Task: Identify each line holding the string "filestream" and copy it.

Task inputs:
# # #

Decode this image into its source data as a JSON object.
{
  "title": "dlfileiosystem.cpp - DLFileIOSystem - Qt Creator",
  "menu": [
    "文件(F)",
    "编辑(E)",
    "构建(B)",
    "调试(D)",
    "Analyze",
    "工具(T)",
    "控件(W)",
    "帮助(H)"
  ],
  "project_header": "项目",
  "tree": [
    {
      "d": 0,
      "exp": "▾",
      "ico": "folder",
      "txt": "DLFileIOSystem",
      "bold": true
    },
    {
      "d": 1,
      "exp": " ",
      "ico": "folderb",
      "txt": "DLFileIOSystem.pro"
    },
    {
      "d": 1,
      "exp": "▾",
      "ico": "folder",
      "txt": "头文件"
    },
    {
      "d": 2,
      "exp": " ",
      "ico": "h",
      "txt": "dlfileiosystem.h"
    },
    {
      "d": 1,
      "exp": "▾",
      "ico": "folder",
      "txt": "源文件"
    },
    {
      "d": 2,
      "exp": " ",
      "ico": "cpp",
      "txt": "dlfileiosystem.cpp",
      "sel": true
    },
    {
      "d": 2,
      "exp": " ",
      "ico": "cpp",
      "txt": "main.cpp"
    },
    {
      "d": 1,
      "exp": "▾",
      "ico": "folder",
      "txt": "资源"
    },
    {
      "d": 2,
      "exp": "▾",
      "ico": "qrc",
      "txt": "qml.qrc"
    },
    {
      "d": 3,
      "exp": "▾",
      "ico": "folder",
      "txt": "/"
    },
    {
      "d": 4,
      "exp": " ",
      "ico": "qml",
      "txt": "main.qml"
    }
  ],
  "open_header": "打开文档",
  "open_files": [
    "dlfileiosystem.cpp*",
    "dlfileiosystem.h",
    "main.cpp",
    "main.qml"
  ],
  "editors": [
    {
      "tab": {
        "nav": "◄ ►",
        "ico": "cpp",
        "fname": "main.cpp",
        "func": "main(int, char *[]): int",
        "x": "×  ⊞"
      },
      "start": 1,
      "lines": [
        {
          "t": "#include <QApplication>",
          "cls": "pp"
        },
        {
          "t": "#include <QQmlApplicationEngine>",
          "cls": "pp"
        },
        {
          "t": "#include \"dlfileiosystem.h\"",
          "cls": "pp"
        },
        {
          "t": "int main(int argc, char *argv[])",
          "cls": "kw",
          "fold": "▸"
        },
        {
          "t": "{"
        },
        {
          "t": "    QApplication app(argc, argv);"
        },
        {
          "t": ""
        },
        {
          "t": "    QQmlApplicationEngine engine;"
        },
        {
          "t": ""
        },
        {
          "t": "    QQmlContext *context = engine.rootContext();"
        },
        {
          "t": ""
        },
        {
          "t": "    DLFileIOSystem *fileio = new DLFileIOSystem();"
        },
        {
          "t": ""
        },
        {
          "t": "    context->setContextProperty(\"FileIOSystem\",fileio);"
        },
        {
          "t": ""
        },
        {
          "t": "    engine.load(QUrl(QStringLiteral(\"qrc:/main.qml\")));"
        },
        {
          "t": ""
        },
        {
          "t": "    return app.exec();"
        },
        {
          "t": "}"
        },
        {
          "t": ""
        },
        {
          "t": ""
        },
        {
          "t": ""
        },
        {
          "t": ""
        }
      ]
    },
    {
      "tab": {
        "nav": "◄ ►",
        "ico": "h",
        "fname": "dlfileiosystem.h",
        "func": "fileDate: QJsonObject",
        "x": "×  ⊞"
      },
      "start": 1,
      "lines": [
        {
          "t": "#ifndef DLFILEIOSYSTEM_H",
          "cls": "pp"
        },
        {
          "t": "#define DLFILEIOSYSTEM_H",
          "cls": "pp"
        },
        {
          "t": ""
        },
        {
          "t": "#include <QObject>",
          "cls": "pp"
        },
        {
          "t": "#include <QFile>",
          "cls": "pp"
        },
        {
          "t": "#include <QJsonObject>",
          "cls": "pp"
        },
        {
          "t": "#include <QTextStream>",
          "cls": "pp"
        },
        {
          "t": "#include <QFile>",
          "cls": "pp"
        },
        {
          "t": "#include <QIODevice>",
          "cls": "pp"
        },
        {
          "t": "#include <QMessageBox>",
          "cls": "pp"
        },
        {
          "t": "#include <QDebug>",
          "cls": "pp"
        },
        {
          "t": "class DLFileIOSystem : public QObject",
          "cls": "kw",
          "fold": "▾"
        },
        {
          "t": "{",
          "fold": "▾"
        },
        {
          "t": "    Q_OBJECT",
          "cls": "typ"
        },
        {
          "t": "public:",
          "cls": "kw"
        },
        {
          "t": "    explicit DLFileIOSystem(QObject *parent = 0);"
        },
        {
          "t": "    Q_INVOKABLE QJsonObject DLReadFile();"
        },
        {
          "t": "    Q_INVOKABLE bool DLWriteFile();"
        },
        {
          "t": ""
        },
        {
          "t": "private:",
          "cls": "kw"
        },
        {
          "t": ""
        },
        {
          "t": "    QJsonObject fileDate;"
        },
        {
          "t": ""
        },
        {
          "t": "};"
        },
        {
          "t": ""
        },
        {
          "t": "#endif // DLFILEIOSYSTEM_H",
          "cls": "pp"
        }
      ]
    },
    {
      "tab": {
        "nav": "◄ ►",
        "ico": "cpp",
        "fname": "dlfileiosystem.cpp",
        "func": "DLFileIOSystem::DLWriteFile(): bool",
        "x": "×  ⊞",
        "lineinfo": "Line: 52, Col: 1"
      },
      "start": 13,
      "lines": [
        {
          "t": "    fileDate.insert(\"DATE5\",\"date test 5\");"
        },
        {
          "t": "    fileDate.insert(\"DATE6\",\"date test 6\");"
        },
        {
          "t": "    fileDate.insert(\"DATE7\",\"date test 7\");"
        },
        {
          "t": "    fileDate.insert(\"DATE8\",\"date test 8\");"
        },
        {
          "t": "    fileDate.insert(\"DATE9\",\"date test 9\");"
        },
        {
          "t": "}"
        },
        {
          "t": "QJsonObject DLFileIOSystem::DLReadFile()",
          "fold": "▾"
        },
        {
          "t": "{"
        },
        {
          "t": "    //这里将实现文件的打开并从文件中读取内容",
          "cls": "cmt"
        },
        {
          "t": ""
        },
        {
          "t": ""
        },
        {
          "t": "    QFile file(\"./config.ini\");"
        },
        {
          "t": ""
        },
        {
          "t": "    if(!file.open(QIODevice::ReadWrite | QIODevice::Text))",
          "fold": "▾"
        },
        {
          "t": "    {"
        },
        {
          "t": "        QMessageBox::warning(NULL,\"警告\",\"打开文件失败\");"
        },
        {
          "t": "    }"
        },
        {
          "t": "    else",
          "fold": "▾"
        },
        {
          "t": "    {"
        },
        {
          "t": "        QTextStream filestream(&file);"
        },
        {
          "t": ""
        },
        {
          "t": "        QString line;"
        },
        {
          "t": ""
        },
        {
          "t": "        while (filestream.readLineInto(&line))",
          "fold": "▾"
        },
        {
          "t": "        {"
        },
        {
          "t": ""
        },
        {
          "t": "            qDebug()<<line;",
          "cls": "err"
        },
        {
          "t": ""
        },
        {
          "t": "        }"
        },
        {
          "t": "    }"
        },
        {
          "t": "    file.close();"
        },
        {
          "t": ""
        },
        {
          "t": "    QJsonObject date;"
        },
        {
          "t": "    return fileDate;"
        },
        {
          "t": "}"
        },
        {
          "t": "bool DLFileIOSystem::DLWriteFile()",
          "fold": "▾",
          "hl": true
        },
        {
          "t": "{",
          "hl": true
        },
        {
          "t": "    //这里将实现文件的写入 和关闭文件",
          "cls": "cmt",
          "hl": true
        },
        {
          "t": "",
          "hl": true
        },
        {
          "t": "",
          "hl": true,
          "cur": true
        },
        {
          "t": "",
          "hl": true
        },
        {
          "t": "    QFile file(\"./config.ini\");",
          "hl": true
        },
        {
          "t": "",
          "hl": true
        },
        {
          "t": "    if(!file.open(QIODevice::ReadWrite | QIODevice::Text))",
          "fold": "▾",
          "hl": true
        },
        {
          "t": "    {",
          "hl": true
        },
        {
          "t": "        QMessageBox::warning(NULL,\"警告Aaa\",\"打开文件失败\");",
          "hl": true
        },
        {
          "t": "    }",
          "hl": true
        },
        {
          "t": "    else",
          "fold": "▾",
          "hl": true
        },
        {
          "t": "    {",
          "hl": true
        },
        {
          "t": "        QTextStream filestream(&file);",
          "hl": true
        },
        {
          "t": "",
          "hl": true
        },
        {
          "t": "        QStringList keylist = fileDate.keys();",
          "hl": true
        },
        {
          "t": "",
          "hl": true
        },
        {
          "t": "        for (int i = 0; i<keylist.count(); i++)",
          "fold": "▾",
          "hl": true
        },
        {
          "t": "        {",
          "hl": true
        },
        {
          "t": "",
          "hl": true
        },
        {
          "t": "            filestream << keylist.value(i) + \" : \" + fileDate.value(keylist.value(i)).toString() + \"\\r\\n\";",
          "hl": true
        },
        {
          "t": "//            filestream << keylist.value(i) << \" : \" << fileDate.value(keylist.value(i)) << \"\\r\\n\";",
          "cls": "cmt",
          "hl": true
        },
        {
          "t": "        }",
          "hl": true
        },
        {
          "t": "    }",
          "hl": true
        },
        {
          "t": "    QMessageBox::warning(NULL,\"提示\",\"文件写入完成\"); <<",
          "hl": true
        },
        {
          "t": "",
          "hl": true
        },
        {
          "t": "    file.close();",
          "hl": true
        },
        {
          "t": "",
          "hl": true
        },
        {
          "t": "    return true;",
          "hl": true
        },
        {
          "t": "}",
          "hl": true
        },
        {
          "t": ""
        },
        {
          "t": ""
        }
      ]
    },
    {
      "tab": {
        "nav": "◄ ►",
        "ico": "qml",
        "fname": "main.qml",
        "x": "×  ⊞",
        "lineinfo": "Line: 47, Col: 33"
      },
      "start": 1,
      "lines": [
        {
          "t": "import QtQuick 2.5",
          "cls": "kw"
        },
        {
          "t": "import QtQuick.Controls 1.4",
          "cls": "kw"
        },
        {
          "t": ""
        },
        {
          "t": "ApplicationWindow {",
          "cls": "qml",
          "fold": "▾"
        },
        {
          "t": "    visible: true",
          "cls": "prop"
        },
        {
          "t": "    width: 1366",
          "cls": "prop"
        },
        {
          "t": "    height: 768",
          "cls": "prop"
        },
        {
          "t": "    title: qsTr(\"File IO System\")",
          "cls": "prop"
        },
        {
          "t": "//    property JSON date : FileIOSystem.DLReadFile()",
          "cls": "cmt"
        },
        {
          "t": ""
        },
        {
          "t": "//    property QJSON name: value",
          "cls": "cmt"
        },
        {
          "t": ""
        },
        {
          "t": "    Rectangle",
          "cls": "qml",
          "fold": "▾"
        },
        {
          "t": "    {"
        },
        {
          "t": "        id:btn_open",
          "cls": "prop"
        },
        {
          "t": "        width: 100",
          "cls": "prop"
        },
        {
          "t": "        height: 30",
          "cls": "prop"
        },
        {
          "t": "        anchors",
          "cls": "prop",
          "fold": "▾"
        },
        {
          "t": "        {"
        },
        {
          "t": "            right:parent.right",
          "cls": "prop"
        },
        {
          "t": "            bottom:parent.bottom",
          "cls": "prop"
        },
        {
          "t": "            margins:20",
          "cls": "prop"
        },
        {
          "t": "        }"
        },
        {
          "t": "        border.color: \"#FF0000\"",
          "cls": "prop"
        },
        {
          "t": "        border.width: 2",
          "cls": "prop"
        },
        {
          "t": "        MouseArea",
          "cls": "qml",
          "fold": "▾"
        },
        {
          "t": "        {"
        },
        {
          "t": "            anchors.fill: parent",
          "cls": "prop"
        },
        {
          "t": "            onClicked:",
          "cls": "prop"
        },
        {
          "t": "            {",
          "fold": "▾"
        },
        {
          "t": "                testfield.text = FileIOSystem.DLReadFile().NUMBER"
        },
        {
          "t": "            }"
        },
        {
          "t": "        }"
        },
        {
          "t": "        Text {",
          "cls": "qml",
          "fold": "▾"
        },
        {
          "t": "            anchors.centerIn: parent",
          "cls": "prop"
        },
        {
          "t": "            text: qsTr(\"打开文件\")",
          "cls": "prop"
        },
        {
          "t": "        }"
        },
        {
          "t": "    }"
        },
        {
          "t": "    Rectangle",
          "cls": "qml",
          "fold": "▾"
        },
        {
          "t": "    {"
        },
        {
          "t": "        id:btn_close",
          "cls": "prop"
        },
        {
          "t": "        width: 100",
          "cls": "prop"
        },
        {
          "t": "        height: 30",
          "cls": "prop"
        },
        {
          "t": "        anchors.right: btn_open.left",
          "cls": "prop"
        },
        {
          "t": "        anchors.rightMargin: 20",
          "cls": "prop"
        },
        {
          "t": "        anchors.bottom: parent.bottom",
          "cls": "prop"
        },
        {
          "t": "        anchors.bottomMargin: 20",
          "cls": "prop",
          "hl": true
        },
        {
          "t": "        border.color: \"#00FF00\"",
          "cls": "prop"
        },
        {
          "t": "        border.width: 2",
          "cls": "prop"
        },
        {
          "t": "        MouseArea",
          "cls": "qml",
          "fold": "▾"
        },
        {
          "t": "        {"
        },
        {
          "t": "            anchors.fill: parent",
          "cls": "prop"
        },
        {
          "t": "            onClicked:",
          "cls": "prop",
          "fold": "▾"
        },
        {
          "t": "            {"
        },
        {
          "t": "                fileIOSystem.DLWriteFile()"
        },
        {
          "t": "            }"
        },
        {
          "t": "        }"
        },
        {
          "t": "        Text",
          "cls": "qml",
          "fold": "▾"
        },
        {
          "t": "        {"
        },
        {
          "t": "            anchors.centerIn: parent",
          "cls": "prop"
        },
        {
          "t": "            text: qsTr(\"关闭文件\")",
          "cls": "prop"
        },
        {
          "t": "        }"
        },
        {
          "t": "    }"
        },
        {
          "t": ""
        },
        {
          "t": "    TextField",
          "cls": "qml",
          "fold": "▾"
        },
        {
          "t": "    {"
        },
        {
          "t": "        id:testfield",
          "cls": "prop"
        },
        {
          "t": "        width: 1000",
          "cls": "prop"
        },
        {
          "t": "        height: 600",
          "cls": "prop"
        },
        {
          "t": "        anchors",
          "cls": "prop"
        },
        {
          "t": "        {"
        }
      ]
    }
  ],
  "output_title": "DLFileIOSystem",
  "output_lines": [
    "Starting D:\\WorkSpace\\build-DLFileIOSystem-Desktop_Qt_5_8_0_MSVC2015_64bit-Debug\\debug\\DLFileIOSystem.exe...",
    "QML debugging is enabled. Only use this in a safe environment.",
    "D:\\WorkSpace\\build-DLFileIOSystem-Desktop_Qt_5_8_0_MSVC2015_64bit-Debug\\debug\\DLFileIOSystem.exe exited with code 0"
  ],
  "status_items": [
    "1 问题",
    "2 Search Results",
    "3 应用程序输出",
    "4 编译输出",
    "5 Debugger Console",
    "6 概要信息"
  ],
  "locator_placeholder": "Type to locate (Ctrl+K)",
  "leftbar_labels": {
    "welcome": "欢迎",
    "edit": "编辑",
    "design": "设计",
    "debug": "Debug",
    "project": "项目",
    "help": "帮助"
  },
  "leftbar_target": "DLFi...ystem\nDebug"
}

# # #

Solution below:
          "t": "        QTextStream filestream(&file);"
          "t": "        while (filestream.readLineInto(&line))",
          "t": "        QTextStream filestream(&file);",
          "t": "            filestream << keylist.value(i) + \" : \" + fileDate.value(keylist.value(i)).toString() + \"\\r\\n\";",
          "t": "//            filestream << keylist.value(i) << \" : \" << fileDate.value(keylist.value(i)) << \"\\r\\n\";",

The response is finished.